▸ **Given instruction**: Using the data below, repeat all of it precisely.

▸ **Given records**:
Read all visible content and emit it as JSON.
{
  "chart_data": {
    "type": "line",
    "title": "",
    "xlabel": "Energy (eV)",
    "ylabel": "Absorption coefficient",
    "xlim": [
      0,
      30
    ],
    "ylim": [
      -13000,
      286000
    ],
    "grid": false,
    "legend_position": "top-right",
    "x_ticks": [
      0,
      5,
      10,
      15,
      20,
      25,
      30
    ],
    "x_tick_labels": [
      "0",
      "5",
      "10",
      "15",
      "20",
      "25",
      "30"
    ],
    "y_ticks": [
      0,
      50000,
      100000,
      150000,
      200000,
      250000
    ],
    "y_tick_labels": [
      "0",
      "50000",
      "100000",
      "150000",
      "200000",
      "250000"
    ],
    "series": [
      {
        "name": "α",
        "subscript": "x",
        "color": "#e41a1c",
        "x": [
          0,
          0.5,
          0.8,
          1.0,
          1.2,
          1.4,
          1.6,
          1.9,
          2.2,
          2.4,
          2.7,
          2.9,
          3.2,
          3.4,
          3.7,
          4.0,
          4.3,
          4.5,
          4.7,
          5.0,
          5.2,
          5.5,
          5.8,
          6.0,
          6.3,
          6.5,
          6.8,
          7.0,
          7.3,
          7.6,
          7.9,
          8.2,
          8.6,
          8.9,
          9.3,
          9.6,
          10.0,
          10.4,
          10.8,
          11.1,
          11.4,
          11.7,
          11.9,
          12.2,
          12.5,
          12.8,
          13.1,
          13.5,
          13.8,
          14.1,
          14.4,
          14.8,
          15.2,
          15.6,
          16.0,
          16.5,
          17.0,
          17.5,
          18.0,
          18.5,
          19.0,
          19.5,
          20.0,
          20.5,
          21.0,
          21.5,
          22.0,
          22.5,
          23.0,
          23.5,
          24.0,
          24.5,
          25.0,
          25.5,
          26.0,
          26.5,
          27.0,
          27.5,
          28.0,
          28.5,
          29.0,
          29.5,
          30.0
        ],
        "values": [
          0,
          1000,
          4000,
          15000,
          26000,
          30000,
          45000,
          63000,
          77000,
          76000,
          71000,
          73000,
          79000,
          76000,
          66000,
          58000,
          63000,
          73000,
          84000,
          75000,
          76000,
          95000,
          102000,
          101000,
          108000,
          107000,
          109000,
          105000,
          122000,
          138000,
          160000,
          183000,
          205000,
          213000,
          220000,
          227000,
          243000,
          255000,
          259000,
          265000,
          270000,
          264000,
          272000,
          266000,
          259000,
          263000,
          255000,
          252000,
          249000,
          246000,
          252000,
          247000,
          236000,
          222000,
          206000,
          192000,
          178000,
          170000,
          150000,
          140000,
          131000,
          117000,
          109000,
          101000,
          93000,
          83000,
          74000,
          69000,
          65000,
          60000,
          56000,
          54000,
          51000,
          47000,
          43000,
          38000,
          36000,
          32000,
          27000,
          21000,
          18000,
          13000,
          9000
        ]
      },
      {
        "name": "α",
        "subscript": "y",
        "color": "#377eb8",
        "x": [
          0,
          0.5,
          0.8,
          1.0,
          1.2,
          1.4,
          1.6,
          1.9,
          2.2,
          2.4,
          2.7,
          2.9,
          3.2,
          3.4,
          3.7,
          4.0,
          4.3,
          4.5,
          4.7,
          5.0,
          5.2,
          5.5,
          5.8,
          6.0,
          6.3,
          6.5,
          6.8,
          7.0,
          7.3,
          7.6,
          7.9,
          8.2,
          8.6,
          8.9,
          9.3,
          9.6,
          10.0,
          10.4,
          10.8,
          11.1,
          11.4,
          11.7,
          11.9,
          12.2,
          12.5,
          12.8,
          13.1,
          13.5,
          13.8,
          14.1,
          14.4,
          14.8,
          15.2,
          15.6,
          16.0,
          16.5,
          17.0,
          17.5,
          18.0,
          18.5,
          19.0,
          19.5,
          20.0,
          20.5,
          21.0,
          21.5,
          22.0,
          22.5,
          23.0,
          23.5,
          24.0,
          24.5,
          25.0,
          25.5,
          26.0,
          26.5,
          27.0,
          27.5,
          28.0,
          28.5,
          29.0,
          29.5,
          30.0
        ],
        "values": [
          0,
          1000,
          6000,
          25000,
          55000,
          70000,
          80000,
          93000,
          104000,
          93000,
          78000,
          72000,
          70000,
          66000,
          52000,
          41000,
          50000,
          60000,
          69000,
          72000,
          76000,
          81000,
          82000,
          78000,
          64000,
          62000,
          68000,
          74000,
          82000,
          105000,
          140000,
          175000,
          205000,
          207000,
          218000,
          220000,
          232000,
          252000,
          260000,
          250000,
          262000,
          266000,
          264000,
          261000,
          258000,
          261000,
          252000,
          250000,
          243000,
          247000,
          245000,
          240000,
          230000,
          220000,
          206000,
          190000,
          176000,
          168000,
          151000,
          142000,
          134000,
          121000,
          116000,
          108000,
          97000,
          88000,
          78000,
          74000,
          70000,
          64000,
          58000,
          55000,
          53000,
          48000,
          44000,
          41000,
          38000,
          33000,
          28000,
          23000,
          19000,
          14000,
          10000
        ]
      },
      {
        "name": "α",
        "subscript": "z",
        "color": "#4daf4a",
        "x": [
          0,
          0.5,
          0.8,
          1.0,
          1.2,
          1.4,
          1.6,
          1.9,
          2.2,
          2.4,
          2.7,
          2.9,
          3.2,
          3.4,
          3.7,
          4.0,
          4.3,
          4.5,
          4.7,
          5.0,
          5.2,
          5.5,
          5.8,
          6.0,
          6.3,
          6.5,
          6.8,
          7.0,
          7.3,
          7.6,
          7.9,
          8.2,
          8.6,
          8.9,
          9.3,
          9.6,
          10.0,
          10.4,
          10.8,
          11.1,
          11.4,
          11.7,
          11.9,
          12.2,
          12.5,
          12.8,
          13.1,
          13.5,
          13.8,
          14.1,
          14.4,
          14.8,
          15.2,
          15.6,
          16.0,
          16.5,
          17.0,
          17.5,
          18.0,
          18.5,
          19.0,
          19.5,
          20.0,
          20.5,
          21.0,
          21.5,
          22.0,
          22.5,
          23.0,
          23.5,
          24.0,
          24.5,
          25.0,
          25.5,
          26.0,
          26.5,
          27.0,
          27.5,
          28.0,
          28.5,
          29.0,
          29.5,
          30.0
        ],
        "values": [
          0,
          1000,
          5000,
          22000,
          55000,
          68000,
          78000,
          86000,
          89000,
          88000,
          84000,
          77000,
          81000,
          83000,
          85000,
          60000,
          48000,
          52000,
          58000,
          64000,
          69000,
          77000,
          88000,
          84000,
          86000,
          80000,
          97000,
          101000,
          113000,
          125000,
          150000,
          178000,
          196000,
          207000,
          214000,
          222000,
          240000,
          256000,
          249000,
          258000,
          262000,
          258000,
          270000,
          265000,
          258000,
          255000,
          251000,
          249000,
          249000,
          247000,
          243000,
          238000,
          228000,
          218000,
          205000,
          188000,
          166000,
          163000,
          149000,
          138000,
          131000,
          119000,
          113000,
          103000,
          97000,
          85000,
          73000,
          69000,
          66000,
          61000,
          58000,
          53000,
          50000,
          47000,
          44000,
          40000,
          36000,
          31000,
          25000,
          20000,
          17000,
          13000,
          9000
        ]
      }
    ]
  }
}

▸ **Answer to this exercise**:
Read all visible content and emit it as JSON.
{
  "chart_data": {
    "type": "line",
    "title": "",
    "xlabel": "Energy (eV)",
    "ylabel": "Absorption coefficient",
    "xlim": [
      0,
      30
    ],
    "ylim": [
      -13000,
      286000
    ],
    "grid": false,
    "legend_position": "top-right",
    "x_ticks": [
      0,
      5,
      10,
      15,
      20,
      25,
      30
    ],
    "x_tick_labels": [
      "0",
      "5",
      "10",
      "15",
      "20",
      "25",
      "30"
    ],
    "y_ticks": [
      0,
      50000,
      100000,
      150000,
      200000,
      250000
    ],
    "y_tick_labels": [
      "0",
      "50000",
      "100000",
      "150000",
      "200000",
      "250000"
    ],
    "series": [
      {
        "name": "α",
        "subscript": "x",
        "color": "#e41a1c",
        "x": [
          0,
          0.5,
          0.8,
          1.0,
          1.2,
          1.4,
          1.6,
          1.9,
          2.2,
          2.4,
          2.7,
          2.9,
          3.2,
          3.4,
          3.7,
          4.0,
          4.3,
          4.5,
          4.7,
          5.0,
          5.2,
          5.5,
          5.8,
          6.0,
          6.3,
          6.5,
          6.8,
          7.0,
          7.3,
          7.6,
          7.9,
          8.2,
          8.6,
          8.9,
          9.3,
          9.6,
          10.0,
          10.4,
          10.8,
          11.1,
          11.4,
          11.7,
          11.9,
          12.2,
          12.5,
          12.8,
          13.1,
          13.5,
          13.8,
          14.1,
          14.4,
          14.8,
          15.2,
          15.6,
          16.0,
          16.5,
          17.0,
          17.5,
          18.0,
          18.5,
          19.0,
          19.5,
          20.0,
          20.5,
          21.0,
          21.5,
          22.0,
          22.5,
          23.0,
          23.5,
          24.0,
          24.5,
          25.0,
          25.5,
          26.0,
          26.5,
          27.0,
          27.5,
          28.0,
          28.5,
          29.0,
          29.5,
          30.0
        ],
        "values": [
          0,
          1000,
          4000,
          15000,
          26000,
          30000,
          45000,
          63000,
          77000,
          76000,
          71000,
          73000,
          79000,
          76000,
          66000,
          58000,
          63000,
          73000,
          84000,
          75000,
          76000,
          95000,
          102000,
          101000,
          108000,
          107000,
          109000,
          105000,
          122000,
          138000,
          160000,
          183000,
          205000,
          213000,
          220000,
          227000,
          243000,
          255000,
          259000,
          265000,
          270000,
          264000,
          272000,
          266000,
          259000,
          263000,
          255000,
          252000,
          249000,
          246000,
          252000,
          247000,
          236000,
          222000,
          206000,
          192000,
          178000,
          170000,
          150000,
          140000,
          131000,
          117000,
          109000,
          101000,
          93000,
          83000,
          74000,
          69000,
          65000,
          60000,
          56000,
          54000,
          51000,
          47000,
          43000,
          38000,
          36000,
          32000,
          27000,
          21000,
          18000,
          13000,
          9000
        ]
      },
      {
        "name": "α",
        "subscript": "y",
        "color": "#377eb8",
        "x": [
          0,
          0.5,
          0.8,
          1.0,
          1.2,
          1.4,
          1.6,
          1.9,
          2.2,
          2.4,
          2.7,
          2.9,
          3.2,
          3.4,
          3.7,
          4.0,
          4.3,
          4.5,
          4.7,
          5.0,
          5.2,
          5.5,
          5.8,
          6.0,
          6.3,
          6.5,
          6.8,
          7.0,
          7.3,
          7.6,
          7.9,
          8.2,
          8.6,
          8.9,
          9.3,
          9.6,
          10.0,
          10.4,
          10.8,
          11.1,
          11.4,
          11.7,
          11.9,
          12.2,
          12.5,
          12.8,
          13.1,
          13.5,
          13.8,
          14.1,
          14.4,
          14.8,
          15.2,
          15.6,
          16.0,
          16.5,
          17.0,
          17.5,
          18.0,
          18.5,
          19.0,
          19.5,
          20.0,
          20.5,
          21.0,
          21.5,
          22.0,
          22.5,
          23.0,
          23.5,
          24.0,
          24.5,
          25.0,
          25.5,
          26.0,
          26.5,
          27.0,
          27.5,
          28.0,
          28.5,
          29.0,
          29.5,
          30.0
        ],
        "values": [
          0,
          1000,
          6000,
          25000,
          55000,
          70000,
          80000,
          93000,
          104000,
          93000,
          78000,
          72000,
          70000,
          66000,
          52000,
          41000,
          50000,
          60000,
          69000,
          72000,
          76000,
          81000,
          82000,
          78000,
          64000,
          62000,
          68000,
          74000,
          82000,
          105000,
          140000,
          175000,
          205000,
          207000,
          218000,
          220000,
          232000,
          252000,
          260000,
          250000,
          262000,
          266000,
          264000,
          261000,
          258000,
          261000,
          252000,
          250000,
          243000,
          247000,
          245000,
          240000,
          230000,
          220000,
          206000,
          190000,
          176000,
          168000,
          151000,
          142000,
          134000,
          121000,
          116000,
          108000,
          97000,
          88000,
          78000,
          74000,
          70000,
          64000,
          58000,
          55000,
          53000,
          48000,
          44000,
          41000,
          38000,
          33000,
          28000,
          23000,
          19000,
          14000,
          10000
        ]
      },
      {
        "name": "α",
        "subscript": "z",
        "color": "#4daf4a",
        "x": [
          0,
          0.5,
          0.8,
          1.0,
          1.2,
          1.4,
          1.6,
          1.9,
          2.2,
          2.4,
          2.7,
          2.9,
          3.2,
          3.4,
          3.7,
          4.0,
          4.3,
          4.5,
          4.7,
          5.0,
          5.2,
          5.5,
          5.8,
          6.0,
          6.3,
          6.5,
          6.8,
          7.0,
          7.3,
          7.6,
          7.9,
          8.2,
          8.6,
          8.9,
          9.3,
          9.6,
          10.0,
          10.4,
          10.8,
          11.1,
          11.4,
          11.7,
          11.9,
          12.2,
          12.5,
          12.8,
          13.1,
          13.5,
          13.8,
          14.1,
          14.4,
          14.8,
          15.2,
          15.6,
          16.0,
          16.5,
          17.0,
          17.5,
          18.0,
          18.5,
          19.0,
          19.5,
          20.0,
          20.5,
          21.0,
          21.5,
          22.0,
          22.5,
          23.0,
          23.5,
          24.0,
          24.5,
          25.0,
          25.5,
          26.0,
          26.5,
          27.0,
          27.5,
          28.0,
          28.5,
          29.0,
          29.5,
          30.0
        ],
        "values": [
          0,
          1000,
          5000,
          22000,
          55000,
          68000,
          78000,
          86000,
          89000,
          88000,
          84000,
          77000,
          81000,
          83000,
          85000,
          60000,
          48000,
          52000,
          58000,
          64000,
          69000,
          77000,
          88000,
          84000,
          86000,
          80000,
          97000,
          101000,
          113000,
          125000,
          150000,
          178000,
          196000,
          207000,
          214000,
          222000,
          240000,
          256000,
          249000,
          258000,
          262000,
          258000,
          270000,
          265000,
          258000,
          255000,
          251000,
          249000,
          249000,
          247000,
          243000,
          238000,
          228000,
          218000,
          205000,
          188000,
          166000,
          163000,
          149000,
          138000,
          131000,
          119000,
          113000,
          103000,
          97000,
          85000,
          73000,
          69000,
          66000,
          61000,
          58000,
          53000,
          50000,
          47000,
          44000,
          40000,
          36000,
          31000,
          25000,
          20000,
          17000,
          13000,
          9000
        ]
      }
    ]
  }
}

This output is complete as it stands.